***** ITEMS

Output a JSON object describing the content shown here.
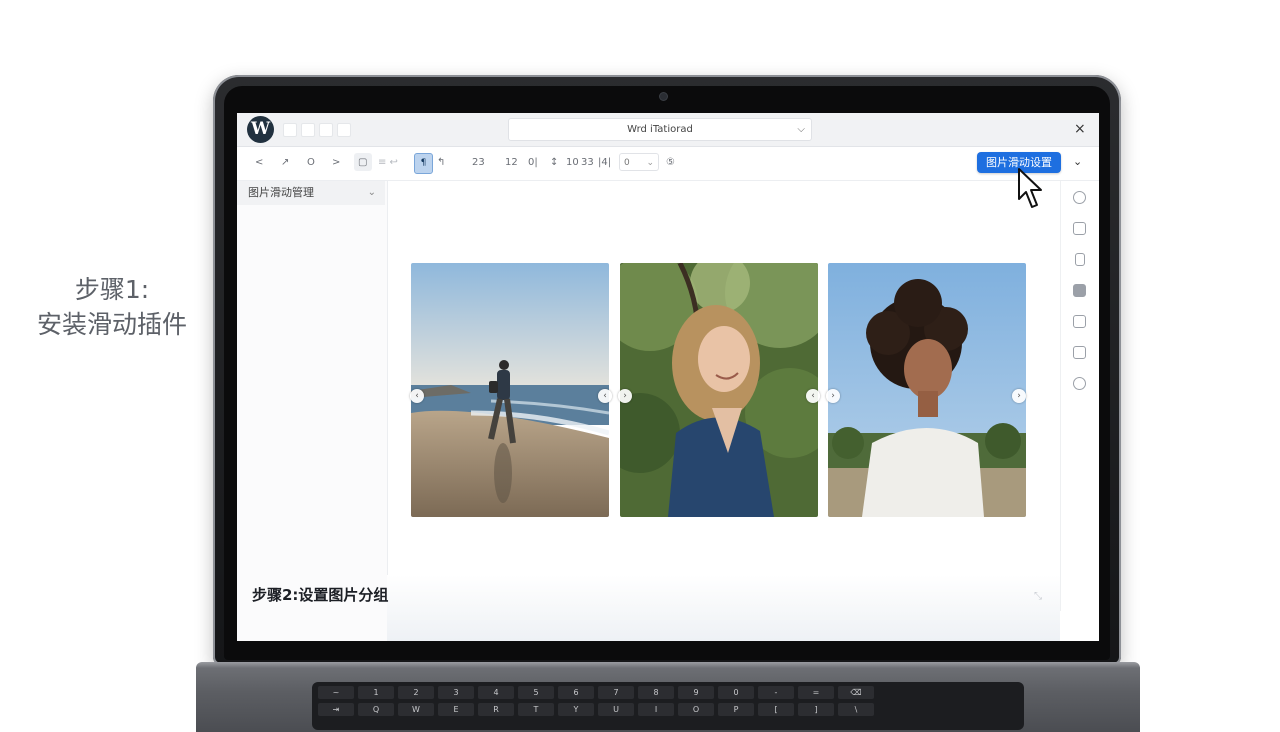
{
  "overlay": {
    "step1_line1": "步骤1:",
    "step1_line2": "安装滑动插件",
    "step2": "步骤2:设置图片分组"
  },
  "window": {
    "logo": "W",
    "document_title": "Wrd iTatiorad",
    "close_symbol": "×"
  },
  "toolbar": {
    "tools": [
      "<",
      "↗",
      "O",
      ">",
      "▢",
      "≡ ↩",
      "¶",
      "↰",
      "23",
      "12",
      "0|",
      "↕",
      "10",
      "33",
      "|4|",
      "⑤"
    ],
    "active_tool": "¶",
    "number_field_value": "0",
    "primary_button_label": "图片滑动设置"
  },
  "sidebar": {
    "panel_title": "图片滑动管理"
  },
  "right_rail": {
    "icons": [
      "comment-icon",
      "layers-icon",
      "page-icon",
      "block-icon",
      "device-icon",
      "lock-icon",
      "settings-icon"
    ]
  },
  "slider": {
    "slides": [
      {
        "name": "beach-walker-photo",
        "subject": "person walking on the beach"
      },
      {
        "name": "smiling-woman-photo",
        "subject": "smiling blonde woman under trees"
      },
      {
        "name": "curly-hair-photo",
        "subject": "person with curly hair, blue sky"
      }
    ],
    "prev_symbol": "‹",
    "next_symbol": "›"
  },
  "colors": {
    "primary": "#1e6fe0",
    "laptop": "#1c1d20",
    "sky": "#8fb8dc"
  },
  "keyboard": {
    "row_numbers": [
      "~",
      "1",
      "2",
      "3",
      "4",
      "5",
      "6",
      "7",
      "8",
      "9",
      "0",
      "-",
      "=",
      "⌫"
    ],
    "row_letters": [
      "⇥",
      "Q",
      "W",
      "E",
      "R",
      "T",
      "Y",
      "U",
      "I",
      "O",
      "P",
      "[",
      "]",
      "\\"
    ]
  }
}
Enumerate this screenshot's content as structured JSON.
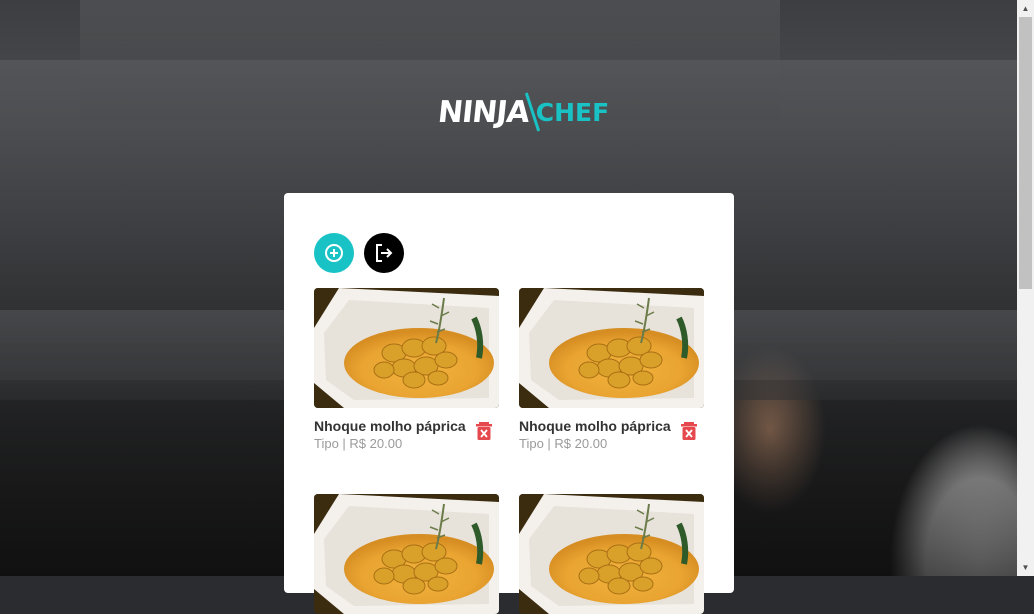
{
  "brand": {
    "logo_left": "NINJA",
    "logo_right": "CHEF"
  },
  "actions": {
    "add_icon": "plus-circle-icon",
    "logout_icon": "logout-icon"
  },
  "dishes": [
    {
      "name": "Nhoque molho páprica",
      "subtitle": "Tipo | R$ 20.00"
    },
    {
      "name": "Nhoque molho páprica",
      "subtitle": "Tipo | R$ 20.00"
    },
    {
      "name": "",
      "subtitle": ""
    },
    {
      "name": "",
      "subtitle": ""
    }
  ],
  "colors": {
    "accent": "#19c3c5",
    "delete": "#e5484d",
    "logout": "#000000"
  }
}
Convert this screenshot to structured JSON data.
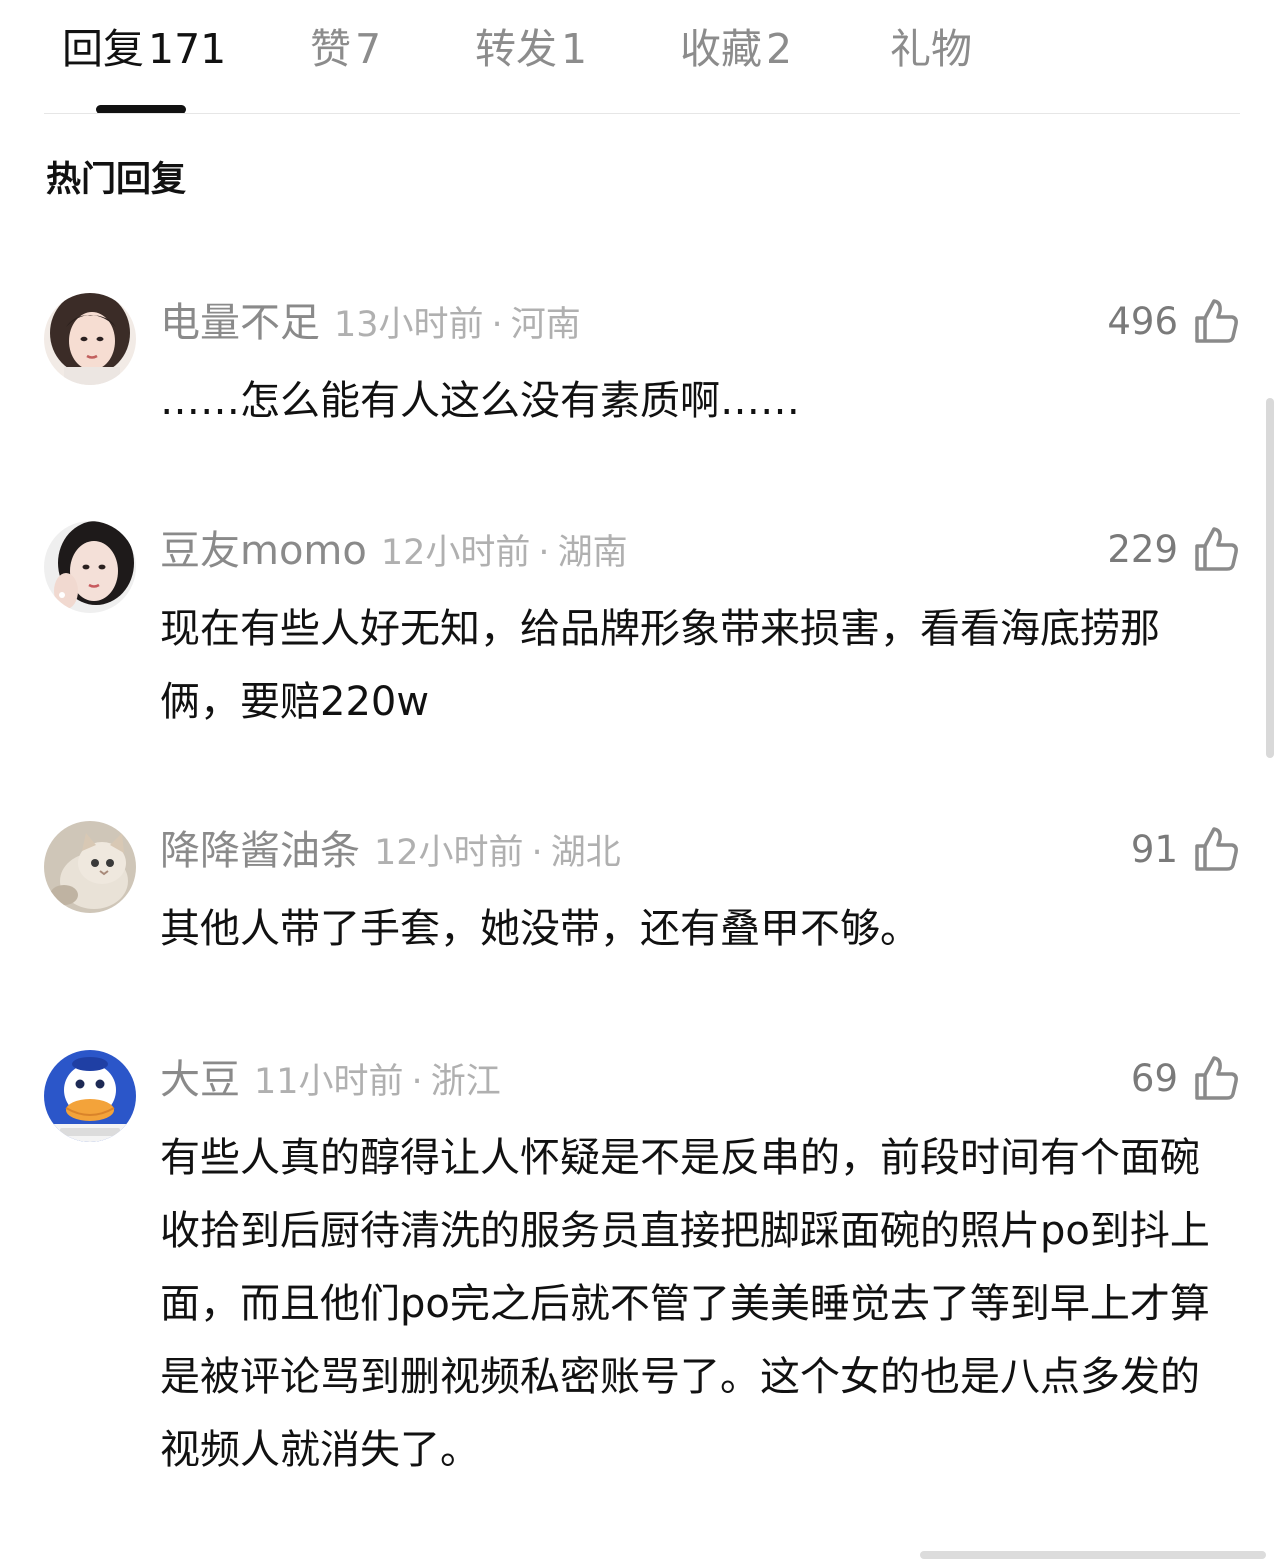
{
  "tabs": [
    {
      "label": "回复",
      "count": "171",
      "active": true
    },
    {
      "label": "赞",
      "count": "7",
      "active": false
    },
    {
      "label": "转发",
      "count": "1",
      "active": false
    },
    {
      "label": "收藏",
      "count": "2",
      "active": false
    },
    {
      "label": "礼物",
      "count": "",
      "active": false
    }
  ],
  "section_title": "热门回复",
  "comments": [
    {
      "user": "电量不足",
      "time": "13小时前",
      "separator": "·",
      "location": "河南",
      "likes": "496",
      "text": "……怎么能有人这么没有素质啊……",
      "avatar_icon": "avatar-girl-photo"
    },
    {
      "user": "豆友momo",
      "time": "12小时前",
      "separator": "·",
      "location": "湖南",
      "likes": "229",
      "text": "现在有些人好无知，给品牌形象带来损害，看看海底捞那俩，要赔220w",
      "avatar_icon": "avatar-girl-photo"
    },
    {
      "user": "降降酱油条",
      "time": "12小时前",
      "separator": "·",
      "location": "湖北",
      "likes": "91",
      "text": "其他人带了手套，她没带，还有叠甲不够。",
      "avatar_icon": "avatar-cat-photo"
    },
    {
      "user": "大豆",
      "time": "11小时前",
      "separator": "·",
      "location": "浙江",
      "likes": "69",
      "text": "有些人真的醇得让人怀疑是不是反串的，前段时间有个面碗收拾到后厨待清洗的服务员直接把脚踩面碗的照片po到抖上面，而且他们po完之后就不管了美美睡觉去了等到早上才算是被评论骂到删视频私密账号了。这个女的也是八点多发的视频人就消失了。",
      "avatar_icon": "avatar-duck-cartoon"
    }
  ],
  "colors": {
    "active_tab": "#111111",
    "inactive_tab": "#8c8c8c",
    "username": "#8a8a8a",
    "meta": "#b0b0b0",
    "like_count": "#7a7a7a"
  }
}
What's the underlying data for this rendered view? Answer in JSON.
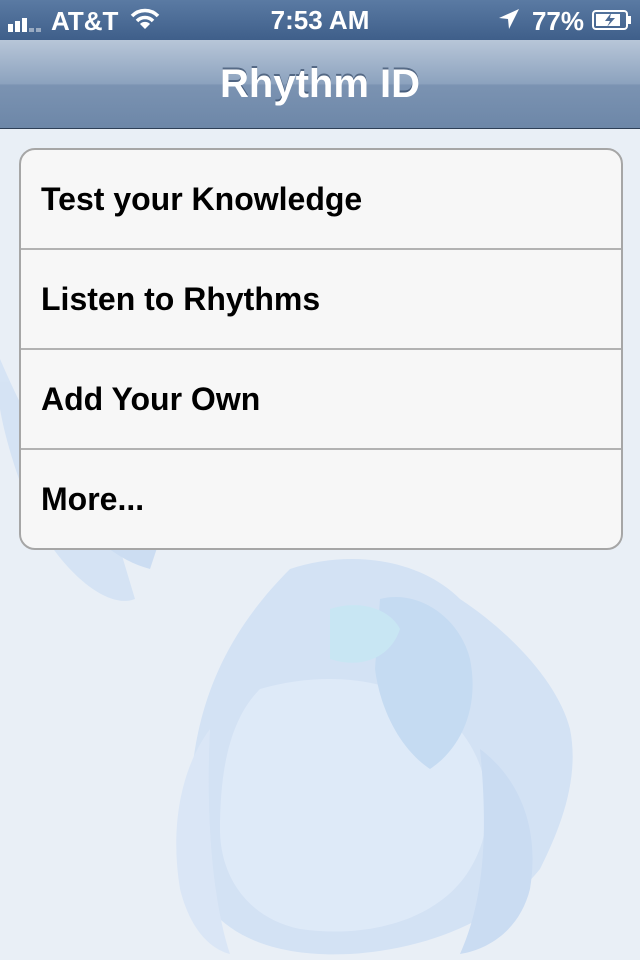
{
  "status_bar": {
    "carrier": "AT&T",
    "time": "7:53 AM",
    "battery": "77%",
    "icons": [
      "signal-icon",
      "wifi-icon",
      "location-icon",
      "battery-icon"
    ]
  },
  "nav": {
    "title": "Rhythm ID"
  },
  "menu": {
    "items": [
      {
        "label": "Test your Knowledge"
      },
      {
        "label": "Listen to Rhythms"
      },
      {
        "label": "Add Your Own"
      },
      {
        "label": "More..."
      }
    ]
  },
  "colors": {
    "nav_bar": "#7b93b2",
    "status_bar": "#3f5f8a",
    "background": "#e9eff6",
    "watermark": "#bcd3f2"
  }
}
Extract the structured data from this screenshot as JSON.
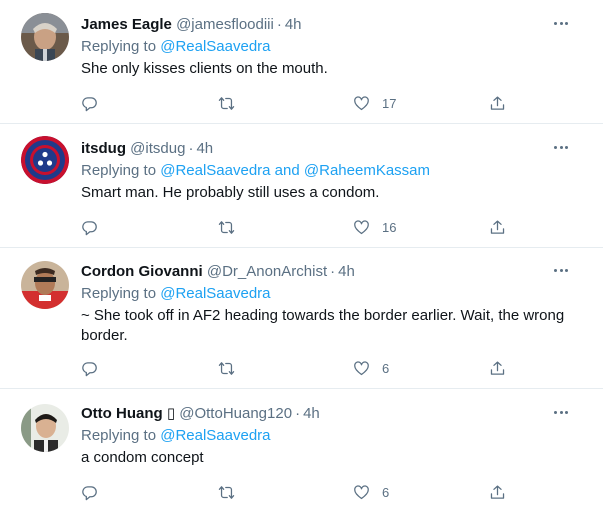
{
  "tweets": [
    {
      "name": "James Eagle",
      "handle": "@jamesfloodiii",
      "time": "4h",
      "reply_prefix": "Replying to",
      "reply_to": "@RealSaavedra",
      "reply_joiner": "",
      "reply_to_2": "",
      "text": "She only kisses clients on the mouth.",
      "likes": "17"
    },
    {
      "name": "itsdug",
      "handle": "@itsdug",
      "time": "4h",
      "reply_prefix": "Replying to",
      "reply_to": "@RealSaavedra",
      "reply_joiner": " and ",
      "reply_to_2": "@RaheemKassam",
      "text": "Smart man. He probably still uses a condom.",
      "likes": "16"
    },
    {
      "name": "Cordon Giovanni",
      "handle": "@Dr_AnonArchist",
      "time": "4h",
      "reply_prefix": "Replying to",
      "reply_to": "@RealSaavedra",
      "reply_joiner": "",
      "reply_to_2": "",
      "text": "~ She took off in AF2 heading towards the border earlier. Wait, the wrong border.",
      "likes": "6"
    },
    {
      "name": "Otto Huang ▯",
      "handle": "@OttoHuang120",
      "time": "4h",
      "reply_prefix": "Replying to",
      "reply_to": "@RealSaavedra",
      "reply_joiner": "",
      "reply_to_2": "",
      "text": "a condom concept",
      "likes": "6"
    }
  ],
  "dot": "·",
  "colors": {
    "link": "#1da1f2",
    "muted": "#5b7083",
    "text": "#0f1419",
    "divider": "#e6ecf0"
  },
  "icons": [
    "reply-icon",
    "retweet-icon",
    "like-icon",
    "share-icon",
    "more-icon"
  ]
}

**********

THE PROBLEM | Using the material above, return every line exactly as it appears, minus the pictures.

ANSWER |
Output a JSON object describing the content shown here.
{
  "overlay": {
    "step1_line1": "步骤1:",
    "step1_line2": "安装滑动插件",
    "step2": "步骤2:设置图片分组"
  },
  "window": {
    "logo": "W",
    "document_title": "Wrd iTatiorad",
    "close_symbol": "×"
  },
  "toolbar": {
    "tools": [
      "<",
      "↗",
      "O",
      ">",
      "▢",
      "≡ ↩",
      "¶",
      "↰",
      "23",
      "12",
      "0|",
      "↕",
      "10",
      "33",
      "|4|",
      "⑤"
    ],
    "active_tool": "¶",
    "number_field_value": "0",
    "primary_button_label": "图片滑动设置"
  },
  "sidebar": {
    "panel_title": "图片滑动管理"
  },
  "right_rail": {
    "icons": [
      "comment-icon",
      "layers-icon",
      "page-icon",
      "block-icon",
      "device-icon",
      "lock-icon",
      "settings-icon"
    ]
  },
  "slider": {
    "slides": [
      {
        "name": "beach-walker-photo",
        "subject": "person walking on the beach"
      },
      {
        "name": "smiling-woman-photo",
        "subject": "smiling blonde woman under trees"
      },
      {
        "name": "curly-hair-photo",
        "subject": "person with curly hair, blue sky"
      }
    ],
    "prev_symbol": "‹",
    "next_symbol": "›"
  },
  "colors": {
    "primary": "#1e6fe0",
    "laptop": "#1c1d20",
    "sky": "#8fb8dc"
  },
  "keyboard": {
    "row_numbers": [
      "~",
      "1",
      "2",
      "3",
      "4",
      "5",
      "6",
      "7",
      "8",
      "9",
      "0",
      "-",
      "=",
      "⌫"
    ],
    "row_letters": [
      "⇥",
      "Q",
      "W",
      "E",
      "R",
      "T",
      "Y",
      "U",
      "I",
      "O",
      "P",
      "[",
      "]",
      "\\"
    ]
  }
}
Enumerate this screenshot's content as structured JSON.
{
  "brand": {
    "logo_left": "NINJA",
    "logo_right": "CHEF"
  },
  "actions": {
    "add_icon": "plus-circle-icon",
    "logout_icon": "logout-icon"
  },
  "dishes": [
    {
      "name": "Nhoque molho páprica",
      "subtitle": "Tipo | R$ 20.00"
    },
    {
      "name": "Nhoque molho páprica",
      "subtitle": "Tipo | R$ 20.00"
    },
    {
      "name": "",
      "subtitle": ""
    },
    {
      "name": "",
      "subtitle": ""
    }
  ],
  "colors": {
    "accent": "#19c3c5",
    "delete": "#e5484d",
    "logout": "#000000"
  }
}
Convert this screenshot to structured JSON data.
{
  "tabs": [
    {
      "label": "回复",
      "count": "171",
      "active": true
    },
    {
      "label": "赞",
      "count": "7",
      "active": false
    },
    {
      "label": "转发",
      "count": "1",
      "active": false
    },
    {
      "label": "收藏",
      "count": "2",
      "active": false
    },
    {
      "label": "礼物",
      "count": "",
      "active": false
    }
  ],
  "section_title": "热门回复",
  "comments": [
    {
      "user": "电量不足",
      "time": "13小时前",
      "separator": "·",
      "location": "河南",
      "likes": "496",
      "text": "……怎么能有人这么没有素质啊……",
      "avatar_icon": "avatar-girl-photo"
    },
    {
      "user": "豆友momo",
      "time": "12小时前",
      "separator": "·",
      "location": "湖南",
      "likes": "229",
      "text": "现在有些人好无知，给品牌形象带来损害，看看海底捞那俩，要赔220w",
      "avatar_icon": "avatar-girl-photo"
    },
    {
      "user": "降降酱油条",
      "time": "12小时前",
      "separator": "·",
      "location": "湖北",
      "likes": "91",
      "text": "其他人带了手套，她没带，还有叠甲不够。",
      "avatar_icon": "avatar-cat-photo"
    },
    {
      "user": "大豆",
      "time": "11小时前",
      "separator": "·",
      "location": "浙江",
      "likes": "69",
      "text": "有些人真的醇得让人怀疑是不是反串的，前段时间有个面碗收拾到后厨待清洗的服务员直接把脚踩面碗的照片po到抖上面，而且他们po完之后就不管了美美睡觉去了等到早上才算是被评论骂到删视频私密账号了。这个女的也是八点多发的视频人就消失了。",
      "avatar_icon": "avatar-duck-cartoon"
    }
  ],
  "colors": {
    "active_tab": "#111111",
    "inactive_tab": "#8c8c8c",
    "username": "#8a8a8a",
    "meta": "#b0b0b0",
    "like_count": "#7a7a7a"
  }
}
What's the underlying data for this rendered view? Answer in JSON.
{
  "status_bar": {
    "carrier": "AT&T",
    "time": "7:53 AM",
    "battery": "77%",
    "icons": [
      "signal-icon",
      "wifi-icon",
      "location-icon",
      "battery-icon"
    ]
  },
  "nav": {
    "title": "Rhythm ID"
  },
  "menu": {
    "items": [
      {
        "label": "Test your Knowledge"
      },
      {
        "label": "Listen to Rhythms"
      },
      {
        "label": "Add Your Own"
      },
      {
        "label": "More..."
      }
    ]
  },
  "colors": {
    "nav_bar": "#7b93b2",
    "status_bar": "#3f5f8a",
    "background": "#e9eff6",
    "watermark": "#bcd3f2"
  }
}
Extract the structured data from this screenshot as JSON.
{
  "tweets": [
    {
      "name": "James Eagle",
      "handle": "@jamesfloodiii",
      "time": "4h",
      "reply_prefix": "Replying to",
      "reply_to": "@RealSaavedra",
      "reply_joiner": "",
      "reply_to_2": "",
      "text": "She only kisses clients on the mouth.",
      "likes": "17"
    },
    {
      "name": "itsdug",
      "handle": "@itsdug",
      "time": "4h",
      "reply_prefix": "Replying to",
      "reply_to": "@RealSaavedra",
      "reply_joiner": " and ",
      "reply_to_2": "@RaheemKassam",
      "text": "Smart man. He probably still uses a condom.",
      "likes": "16"
    },
    {
      "name": "Cordon Giovanni",
      "handle": "@Dr_AnonArchist",
      "time": "4h",
      "reply_prefix": "Replying to",
      "reply_to": "@RealSaavedra",
      "reply_joiner": "",
      "reply_to_2": "",
      "text": "~ She took off in AF2 heading towards the border earlier. Wait, the wrong border.",
      "likes": "6"
    },
    {
      "name": "Otto Huang ▯",
      "handle": "@OttoHuang120",
      "time": "4h",
      "reply_prefix": "Replying to",
      "reply_to": "@RealSaavedra",
      "reply_joiner": "",
      "reply_to_2": "",
      "text": "a condom concept",
      "likes": "6"
    }
  ],
  "dot": "·",
  "colors": {
    "link": "#1da1f2",
    "muted": "#5b7083",
    "text": "#0f1419",
    "divider": "#e6ecf0"
  },
  "icons": [
    "reply-icon",
    "retweet-icon",
    "like-icon",
    "share-icon",
    "more-icon"
  ]
}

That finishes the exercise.